▸ **Extract to read**:
┌──
The American caste system, Wilkerson said, is older than the nation itself: It was established with the beginning of slavery, an institution whose premise was that people of one skin color were superior to people of another. 

“No one was held to account for those 246 years of slavery, or for the rupture of secession and the Civil War,” Wilkerson said. “Instead, there are monuments to these men” — evidence that the caste system remains firmly in place today.

“ The boundaries we seek to create are false ones. If they were created by human beings, they can be dismantled by human beings. ”

Isabel Wilkerson Author, 'Caste: The Origins of Our Discontents'

The author explained that thinking about the American social hierarchy in terms of caste, rather than race, is helpful because it “challenges the neurons” to rethink all that Americans think they know about the country’s systems and infrastructures. 

“It allows us to focus on the structure and not the personal,” she said. “These are human-created systems. These are power dynamics that we have inherited. It can be helpful for recognizing how this is harming all of us, so we should come together and recognize what might be possible in terms of fixing it.”

Wilkerson argued that the U.S. now finds itself at a crucial inflection point after a year of racist violence, political tension and among the world’s highest rates of COVID-19 deaths and cases, second only to that of India. Violence, she explained, becomes most acute in a caste system when it appears the social order may be under threat. She offered that a perceived sense of threat to the social order could help explain events at the Capitol on Jan. 6, and perhaps also the recent shootings at Atlanta massage parlors, where six of the eight who were killed were of Asian descent.

“This is the country’s karmic moment of truth,” she said. “Will it follow the path of darkness and division, of hate and hierarchy, that have riven it for centuries, or will it rise to what [Dr. Martin Luther King Jr.] called a ‘height of the majestic,’ and live up to its creed — become and defend true democracy, with liberty and justice for every single one of us?” 

She emphasized that it is up to “all of us” — but particularly the prime beneficiaries of the American caste system —  to dismantle a social order whose enforcement by those in power has brought centuries of death and destruction. She likened caste in the U.S. to an old house with major structural issues: While it’s true that Americans who are alive today had no part in building the uneven pillars, joists and beams, they have taken possession of the house and thus must make the repairs. 

The author did not offer specific solutions, stipulating that she was only the “building inspector” there to report the centuries of damage. But she said she suspects that healing divisions can only begin when Americans topple the structures within which they have lived since the 18th century.

“The pandemic has reminded us that... the borders that have been created are manmade; a pathogen doesn’t recognize them,” Wilkerson said. “This has been a reminder of our global connection to one another. We are interdependent. The boundaries we seek to create are false ones. If they were created by human beings, they can be dismantled by human beings.”

A Q&A with members of the Brown community followed Wilkerson’s talk, with questions focused on her past writings, the recent violent incidents against Asian Americans, and the role caste plays in perpetuating discrimination in the workplace.

The author’s appearance marked the second Lemley Family Lecture at Brown, following a March 5 virtual visit by pioneering biochemist Jennifer Doudna. Leading American economist Rebecca Henderson will join the University community as part of the series next fall.
└──
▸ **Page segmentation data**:
┌──
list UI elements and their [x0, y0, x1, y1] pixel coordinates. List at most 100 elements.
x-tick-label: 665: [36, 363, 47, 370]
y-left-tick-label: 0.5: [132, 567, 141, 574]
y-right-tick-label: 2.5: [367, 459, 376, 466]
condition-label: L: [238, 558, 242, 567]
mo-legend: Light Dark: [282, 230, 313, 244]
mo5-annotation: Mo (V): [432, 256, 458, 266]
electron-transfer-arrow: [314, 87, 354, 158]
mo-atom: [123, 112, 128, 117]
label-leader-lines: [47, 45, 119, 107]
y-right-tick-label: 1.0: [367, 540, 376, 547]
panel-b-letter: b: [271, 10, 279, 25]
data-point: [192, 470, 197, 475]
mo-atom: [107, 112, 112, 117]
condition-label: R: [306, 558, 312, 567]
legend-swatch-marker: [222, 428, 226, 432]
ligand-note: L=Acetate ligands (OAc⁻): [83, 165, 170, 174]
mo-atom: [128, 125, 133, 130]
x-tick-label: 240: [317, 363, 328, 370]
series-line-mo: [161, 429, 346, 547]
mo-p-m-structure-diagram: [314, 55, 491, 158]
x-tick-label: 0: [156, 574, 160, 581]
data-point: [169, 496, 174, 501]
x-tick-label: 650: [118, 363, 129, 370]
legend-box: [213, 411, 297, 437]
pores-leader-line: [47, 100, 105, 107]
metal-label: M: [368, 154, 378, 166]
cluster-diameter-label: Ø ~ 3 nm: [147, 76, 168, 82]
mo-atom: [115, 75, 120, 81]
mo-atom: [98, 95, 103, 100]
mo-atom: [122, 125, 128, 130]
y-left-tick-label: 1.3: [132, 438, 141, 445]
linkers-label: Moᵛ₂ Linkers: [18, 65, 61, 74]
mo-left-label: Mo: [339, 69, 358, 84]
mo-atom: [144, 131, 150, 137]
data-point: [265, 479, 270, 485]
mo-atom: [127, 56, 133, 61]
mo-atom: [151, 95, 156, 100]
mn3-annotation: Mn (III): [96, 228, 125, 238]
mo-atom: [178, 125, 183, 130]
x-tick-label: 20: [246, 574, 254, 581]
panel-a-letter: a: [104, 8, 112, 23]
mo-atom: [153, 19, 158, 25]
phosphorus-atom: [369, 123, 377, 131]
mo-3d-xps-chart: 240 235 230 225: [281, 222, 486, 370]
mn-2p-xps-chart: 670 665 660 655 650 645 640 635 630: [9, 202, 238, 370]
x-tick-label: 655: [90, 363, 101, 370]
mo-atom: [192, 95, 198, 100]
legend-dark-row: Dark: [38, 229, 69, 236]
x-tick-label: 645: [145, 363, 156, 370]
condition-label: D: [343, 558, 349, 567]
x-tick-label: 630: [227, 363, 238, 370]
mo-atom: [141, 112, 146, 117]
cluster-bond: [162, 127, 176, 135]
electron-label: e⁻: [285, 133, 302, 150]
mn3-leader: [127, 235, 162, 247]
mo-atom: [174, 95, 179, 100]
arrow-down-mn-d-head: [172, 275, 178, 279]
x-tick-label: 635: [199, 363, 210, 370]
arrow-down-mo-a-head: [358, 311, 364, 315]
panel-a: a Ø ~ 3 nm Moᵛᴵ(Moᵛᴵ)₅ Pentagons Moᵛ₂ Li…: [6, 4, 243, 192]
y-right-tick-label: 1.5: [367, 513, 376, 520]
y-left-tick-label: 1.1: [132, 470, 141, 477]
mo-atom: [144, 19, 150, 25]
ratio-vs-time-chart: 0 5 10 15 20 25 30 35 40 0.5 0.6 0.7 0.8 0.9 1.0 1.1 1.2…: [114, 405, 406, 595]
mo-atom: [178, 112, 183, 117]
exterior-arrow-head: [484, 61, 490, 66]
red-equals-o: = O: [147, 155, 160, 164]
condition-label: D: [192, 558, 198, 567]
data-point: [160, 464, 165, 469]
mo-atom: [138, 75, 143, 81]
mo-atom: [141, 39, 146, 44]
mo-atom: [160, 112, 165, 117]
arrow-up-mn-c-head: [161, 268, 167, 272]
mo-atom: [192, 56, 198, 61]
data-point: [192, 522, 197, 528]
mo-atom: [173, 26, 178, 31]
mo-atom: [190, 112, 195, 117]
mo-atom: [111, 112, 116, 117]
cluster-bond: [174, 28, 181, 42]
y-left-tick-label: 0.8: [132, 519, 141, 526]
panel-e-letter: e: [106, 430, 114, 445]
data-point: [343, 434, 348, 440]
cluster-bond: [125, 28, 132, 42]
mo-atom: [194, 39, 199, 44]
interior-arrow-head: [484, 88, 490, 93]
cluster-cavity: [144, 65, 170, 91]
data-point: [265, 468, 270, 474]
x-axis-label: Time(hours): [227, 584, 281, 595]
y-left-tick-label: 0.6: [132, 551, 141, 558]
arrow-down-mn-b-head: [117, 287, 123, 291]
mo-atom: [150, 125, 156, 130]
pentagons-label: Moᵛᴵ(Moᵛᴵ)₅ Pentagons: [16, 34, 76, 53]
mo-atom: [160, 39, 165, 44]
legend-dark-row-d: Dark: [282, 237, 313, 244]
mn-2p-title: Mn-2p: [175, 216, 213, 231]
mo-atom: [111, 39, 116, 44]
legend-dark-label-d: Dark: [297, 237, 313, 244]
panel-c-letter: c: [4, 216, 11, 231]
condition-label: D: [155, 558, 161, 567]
└──
▸ **What this task involves**:
From the report on Isabel Wilkerson's talk, list the topics the Q&A questions focused on.

▸ **Result for this task**:
- Her past writings
- The recent violent incidents against Asian Americans
- The role caste plays in perpetuating discrimination in the workplace